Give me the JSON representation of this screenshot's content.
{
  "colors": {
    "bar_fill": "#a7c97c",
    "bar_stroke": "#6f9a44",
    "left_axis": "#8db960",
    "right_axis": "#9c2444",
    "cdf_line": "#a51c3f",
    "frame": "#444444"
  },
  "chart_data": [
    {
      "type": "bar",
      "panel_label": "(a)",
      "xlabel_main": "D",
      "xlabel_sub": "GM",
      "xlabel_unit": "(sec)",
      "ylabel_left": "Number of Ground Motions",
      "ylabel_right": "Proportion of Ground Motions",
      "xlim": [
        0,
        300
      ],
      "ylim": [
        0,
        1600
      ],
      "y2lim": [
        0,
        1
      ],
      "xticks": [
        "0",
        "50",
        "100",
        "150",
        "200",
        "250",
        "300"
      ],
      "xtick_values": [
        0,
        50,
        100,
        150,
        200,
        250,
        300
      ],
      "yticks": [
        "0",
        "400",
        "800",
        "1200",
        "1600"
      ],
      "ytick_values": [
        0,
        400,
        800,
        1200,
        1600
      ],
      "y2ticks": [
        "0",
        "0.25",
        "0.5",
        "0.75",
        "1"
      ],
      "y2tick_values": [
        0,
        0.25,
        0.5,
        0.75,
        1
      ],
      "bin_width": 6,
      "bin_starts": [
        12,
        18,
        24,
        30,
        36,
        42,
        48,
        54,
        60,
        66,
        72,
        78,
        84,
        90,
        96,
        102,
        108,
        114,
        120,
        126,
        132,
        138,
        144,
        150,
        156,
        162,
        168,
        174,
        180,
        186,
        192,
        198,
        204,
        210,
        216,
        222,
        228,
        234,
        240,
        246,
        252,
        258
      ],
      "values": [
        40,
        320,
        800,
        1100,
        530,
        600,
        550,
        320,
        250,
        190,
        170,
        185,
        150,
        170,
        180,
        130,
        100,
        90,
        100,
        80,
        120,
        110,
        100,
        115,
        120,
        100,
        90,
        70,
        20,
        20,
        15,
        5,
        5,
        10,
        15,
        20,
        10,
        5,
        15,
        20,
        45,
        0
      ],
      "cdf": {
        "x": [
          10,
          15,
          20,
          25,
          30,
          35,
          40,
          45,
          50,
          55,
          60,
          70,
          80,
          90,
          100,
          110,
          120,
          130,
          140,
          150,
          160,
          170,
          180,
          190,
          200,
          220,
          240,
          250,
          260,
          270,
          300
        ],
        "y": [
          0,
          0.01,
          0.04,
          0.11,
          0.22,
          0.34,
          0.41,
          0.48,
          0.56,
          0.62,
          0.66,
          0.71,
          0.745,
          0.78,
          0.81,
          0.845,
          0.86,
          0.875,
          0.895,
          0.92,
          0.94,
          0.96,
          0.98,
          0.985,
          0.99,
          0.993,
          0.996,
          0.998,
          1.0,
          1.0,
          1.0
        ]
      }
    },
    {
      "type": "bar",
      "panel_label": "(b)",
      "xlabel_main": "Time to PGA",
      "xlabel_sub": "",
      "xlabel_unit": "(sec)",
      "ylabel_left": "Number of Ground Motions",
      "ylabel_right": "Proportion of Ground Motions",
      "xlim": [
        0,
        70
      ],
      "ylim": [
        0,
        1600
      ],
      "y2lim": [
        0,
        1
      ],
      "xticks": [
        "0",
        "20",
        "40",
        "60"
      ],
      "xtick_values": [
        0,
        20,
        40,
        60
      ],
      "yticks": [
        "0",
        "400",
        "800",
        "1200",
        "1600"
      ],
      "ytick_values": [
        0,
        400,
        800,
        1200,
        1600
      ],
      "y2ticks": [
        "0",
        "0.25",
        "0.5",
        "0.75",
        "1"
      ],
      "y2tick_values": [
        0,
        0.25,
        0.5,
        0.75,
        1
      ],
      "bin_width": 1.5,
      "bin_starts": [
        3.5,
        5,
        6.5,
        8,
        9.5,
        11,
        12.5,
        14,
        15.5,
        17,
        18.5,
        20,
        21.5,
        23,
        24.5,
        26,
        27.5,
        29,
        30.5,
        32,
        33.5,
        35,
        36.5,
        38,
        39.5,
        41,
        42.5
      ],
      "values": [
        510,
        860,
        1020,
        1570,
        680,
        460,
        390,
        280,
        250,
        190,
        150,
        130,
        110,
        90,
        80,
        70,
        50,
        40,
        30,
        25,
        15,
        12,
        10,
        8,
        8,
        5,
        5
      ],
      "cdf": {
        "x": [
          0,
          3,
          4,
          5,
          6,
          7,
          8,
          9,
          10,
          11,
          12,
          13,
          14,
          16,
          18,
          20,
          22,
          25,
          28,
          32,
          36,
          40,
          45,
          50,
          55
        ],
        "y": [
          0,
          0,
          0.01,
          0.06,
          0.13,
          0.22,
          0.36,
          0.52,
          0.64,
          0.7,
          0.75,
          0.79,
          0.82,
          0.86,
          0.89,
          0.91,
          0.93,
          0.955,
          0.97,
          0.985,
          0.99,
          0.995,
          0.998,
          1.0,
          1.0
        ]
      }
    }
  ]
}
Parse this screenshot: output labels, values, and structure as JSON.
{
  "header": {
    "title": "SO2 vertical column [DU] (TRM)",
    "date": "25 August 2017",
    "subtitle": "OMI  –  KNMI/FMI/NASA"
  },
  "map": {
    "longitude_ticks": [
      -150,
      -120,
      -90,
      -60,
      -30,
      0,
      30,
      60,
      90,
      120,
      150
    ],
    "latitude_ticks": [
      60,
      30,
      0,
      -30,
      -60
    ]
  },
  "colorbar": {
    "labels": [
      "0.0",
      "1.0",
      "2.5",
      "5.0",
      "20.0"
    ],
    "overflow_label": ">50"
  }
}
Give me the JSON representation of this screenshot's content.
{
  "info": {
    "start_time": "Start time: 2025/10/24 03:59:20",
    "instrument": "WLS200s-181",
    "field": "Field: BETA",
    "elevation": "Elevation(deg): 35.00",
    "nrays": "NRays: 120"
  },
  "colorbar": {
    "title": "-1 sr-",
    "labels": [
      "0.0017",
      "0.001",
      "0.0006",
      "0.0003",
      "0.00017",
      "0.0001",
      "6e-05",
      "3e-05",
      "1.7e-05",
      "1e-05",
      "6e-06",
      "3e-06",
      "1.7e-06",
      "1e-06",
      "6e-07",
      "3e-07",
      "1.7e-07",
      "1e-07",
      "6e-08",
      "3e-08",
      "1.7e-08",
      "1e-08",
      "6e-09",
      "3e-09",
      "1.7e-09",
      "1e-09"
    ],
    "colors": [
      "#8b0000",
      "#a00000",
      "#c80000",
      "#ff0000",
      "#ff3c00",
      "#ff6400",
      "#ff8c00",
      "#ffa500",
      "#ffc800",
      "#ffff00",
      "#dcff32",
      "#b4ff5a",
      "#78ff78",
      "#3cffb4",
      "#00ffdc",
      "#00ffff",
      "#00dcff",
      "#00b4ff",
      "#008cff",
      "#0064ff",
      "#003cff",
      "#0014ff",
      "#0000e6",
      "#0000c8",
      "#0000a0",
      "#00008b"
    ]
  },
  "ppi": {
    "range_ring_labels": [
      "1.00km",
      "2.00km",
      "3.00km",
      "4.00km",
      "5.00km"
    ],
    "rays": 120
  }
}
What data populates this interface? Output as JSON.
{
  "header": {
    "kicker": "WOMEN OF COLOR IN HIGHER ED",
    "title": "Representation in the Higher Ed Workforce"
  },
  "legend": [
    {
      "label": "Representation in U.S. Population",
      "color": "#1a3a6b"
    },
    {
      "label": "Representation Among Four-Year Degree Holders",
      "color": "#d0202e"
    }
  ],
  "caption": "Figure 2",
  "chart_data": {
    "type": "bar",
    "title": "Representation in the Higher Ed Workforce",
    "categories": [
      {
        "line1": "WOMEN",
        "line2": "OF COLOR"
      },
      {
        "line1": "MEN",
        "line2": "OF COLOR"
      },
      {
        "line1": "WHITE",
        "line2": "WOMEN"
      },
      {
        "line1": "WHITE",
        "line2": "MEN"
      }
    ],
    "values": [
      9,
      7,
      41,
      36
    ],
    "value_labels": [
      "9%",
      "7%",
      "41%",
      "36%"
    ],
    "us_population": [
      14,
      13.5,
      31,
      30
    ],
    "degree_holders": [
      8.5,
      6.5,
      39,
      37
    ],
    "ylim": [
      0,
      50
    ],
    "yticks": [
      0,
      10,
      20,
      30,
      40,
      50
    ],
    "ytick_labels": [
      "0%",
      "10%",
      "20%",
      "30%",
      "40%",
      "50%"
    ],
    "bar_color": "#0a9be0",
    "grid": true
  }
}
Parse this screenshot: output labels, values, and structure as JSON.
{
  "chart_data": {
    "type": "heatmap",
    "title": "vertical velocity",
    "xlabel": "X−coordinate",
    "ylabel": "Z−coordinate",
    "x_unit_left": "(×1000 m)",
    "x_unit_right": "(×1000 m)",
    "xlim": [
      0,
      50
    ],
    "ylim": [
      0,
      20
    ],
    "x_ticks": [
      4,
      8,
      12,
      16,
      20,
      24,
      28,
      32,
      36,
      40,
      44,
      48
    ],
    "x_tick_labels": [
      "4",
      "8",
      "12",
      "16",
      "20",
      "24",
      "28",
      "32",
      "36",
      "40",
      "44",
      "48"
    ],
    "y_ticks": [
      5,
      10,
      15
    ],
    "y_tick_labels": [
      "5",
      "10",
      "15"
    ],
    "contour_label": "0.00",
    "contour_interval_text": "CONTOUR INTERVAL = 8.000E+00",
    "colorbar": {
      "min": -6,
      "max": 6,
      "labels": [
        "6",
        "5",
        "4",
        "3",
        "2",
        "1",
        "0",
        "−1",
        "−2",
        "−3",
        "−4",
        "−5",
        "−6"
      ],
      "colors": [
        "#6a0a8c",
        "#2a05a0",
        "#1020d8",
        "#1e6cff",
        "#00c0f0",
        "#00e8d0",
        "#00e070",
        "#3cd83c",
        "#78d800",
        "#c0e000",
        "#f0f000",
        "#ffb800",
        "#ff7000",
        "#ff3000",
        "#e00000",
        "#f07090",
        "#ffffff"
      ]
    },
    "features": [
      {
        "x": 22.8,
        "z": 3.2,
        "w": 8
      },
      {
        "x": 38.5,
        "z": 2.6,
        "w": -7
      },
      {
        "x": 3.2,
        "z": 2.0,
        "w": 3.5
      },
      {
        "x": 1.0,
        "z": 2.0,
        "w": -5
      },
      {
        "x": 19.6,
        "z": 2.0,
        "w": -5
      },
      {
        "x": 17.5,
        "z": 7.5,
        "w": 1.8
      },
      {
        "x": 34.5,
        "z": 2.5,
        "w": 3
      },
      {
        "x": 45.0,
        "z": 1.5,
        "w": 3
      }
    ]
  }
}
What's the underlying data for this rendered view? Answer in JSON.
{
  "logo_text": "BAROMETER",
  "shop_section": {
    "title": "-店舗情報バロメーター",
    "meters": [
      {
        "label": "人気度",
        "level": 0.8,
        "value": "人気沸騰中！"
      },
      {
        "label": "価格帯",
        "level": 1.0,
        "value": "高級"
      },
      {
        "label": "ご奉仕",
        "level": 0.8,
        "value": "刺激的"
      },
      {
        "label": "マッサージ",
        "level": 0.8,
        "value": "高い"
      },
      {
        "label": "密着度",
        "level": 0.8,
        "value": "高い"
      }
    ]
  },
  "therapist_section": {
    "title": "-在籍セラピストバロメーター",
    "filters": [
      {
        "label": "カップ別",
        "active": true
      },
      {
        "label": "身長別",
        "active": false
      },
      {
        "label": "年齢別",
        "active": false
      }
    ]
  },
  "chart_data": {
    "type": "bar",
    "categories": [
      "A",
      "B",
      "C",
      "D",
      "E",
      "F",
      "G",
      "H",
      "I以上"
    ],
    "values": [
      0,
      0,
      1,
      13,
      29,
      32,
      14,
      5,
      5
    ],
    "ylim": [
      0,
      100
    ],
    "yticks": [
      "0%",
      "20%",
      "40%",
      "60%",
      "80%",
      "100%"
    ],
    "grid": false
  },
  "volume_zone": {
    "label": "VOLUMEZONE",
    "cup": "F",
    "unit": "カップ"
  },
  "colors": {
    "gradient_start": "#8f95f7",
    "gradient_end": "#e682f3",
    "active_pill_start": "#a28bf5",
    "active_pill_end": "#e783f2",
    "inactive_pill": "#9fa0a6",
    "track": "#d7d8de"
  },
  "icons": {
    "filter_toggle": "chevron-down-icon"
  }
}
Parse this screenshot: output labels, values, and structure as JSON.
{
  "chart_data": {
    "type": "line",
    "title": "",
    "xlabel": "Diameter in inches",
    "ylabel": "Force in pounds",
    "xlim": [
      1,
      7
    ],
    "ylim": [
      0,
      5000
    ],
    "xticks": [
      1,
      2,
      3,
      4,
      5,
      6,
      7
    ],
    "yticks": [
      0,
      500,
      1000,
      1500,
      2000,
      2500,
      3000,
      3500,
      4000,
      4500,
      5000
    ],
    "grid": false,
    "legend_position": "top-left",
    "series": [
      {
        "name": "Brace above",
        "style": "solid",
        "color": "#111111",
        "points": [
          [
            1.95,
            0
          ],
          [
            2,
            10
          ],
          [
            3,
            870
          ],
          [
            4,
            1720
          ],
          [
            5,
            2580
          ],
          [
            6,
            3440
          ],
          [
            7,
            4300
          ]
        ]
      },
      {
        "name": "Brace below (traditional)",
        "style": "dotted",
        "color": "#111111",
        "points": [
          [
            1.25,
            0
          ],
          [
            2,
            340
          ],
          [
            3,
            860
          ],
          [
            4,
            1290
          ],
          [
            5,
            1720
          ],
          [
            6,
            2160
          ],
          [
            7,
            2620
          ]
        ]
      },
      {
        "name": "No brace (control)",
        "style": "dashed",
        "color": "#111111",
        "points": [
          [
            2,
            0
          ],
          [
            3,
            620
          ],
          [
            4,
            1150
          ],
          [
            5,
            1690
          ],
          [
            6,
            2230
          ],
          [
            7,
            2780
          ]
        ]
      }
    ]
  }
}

| GIVEN TASK |
Copy out the lines in which the string "false" appears.

| SOLUTION FOR THIS TASK |
        "active": false
        "active": false
    "grid": false
    "grid": false,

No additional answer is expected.